Records from a data collection ▸
#####

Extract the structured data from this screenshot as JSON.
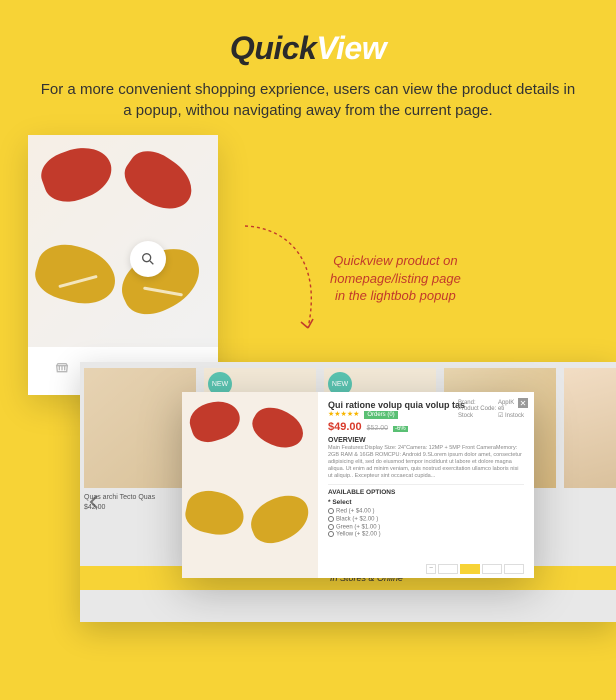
{
  "header": {
    "title_part1": "Quick",
    "title_part2": "View",
    "intro": "For a more convenient shopping exprience, users can view the product details in a popup, withou navigating away from the current page."
  },
  "callout": {
    "line1": "Quickview product on",
    "line2": "homepage/listing page",
    "line3": "in the lightbob popup"
  },
  "strip": {
    "badge_new": "NEW",
    "item_title": "Quas archi Tecto Quas",
    "item_price": "$42,00",
    "banner_text": "In Stores & Online"
  },
  "modal": {
    "title": "Qui ratione volup quia volup tas",
    "stars": "★★★★★",
    "orders_label": "Orders (0)",
    "price_now": "$49.00",
    "price_old": "$52.00",
    "discount": "-6%",
    "specs": {
      "brand_label": "Brand:",
      "brand_value": "AppIK",
      "code_label": "Product Code:",
      "code_value": "eti",
      "stock_label": "Stock",
      "stock_value": "☑ Instock"
    },
    "overview_title": "OVERVIEW",
    "overview_text": "Main Features:Display Size: 24\"Camera: 12MP + 5MP Front CameraMemory: 2GB RAM & 16GB ROMCPU: Android 9.SLorem ipsum dolor amet, consectetur adipisicing elit, sed do eiusmod tempor incididunt ut labore et dolore magna aliqua. Ut enim ad minim veniam, quis nostrud exercitation ullamco laboris nisi ut aliquip.. Excepteur sint occaecat cupida...",
    "avail_title": "AVAILABLE OPTIONS",
    "select_label": "* Select",
    "options": {
      "red": "Red (+ $4.00 )",
      "black": "Black (+ $2.00 )",
      "green": "Green (+ $1.00 )",
      "yellow": "Yellow (+ $2.00 )"
    },
    "qty_minus": "−"
  }
}
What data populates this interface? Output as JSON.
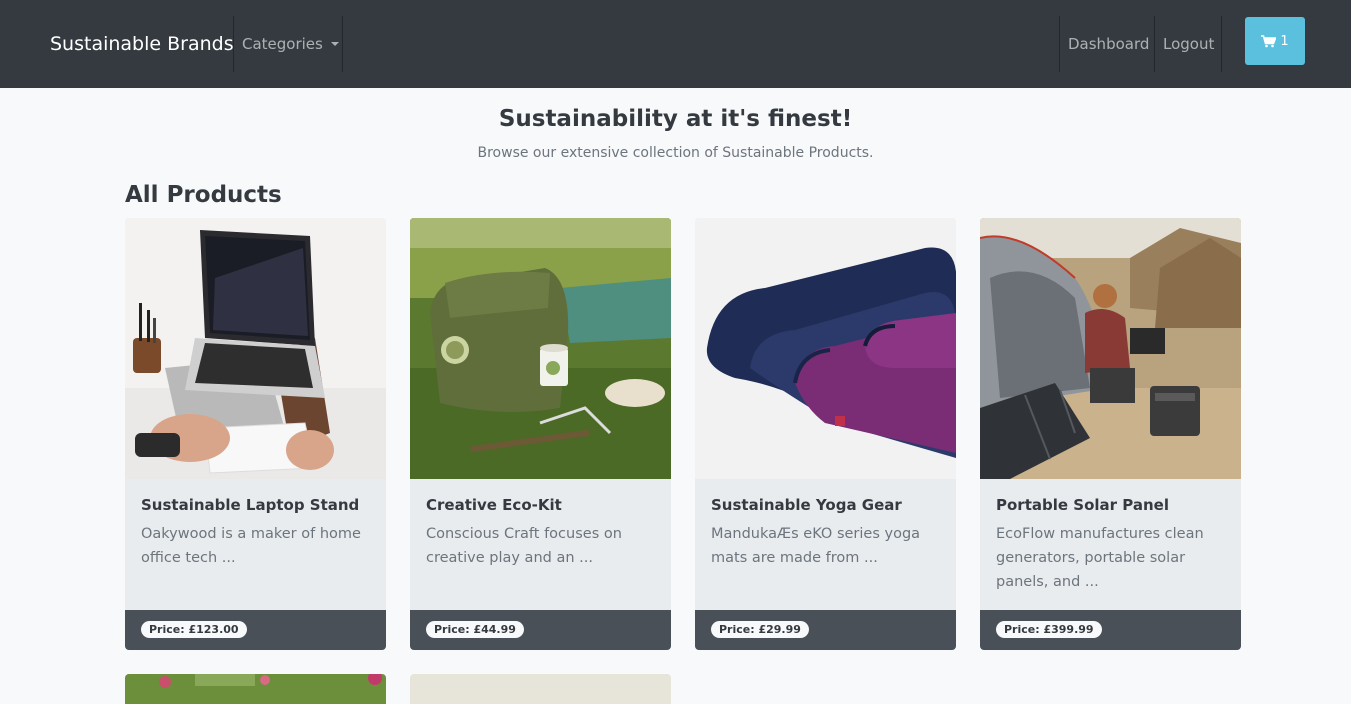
{
  "navbar": {
    "brand": "Sustainable Brands",
    "categories_label": "Categories",
    "dashboard_label": "Dashboard",
    "logout_label": "Logout",
    "cart_count": "1",
    "cart_icon": "shopping-cart-icon",
    "cart_color": "#5bc0de"
  },
  "hero": {
    "title": "Sustainability at it's finest!",
    "subtitle": "Browse our extensive collection of Sustainable Products."
  },
  "section_title": "All Products",
  "products": [
    {
      "title": "Sustainable Laptop Stand",
      "description": "Oakywood is a maker of home office tech ...",
      "price": "Price: £123.00"
    },
    {
      "title": "Creative Eco-Kit",
      "description": "Conscious Craft focuses on creative play and an ...",
      "price": "Price: £44.99"
    },
    {
      "title": "Sustainable Yoga Gear",
      "description": "MandukaÆs eKO series yoga mats are made from ...",
      "price": "Price: £29.99"
    },
    {
      "title": "Portable Solar Panel",
      "description": "EcoFlow manufactures clean generators, portable solar panels, and ...",
      "price": "Price: £399.99"
    }
  ]
}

#####

TASK TO COMPLETE ▸ Copy every line of the records above that contains "this".

THE SOLUTION ▸
Extract the structured data from this screenshot as JSON.
What data populates this interface? Output as JSON.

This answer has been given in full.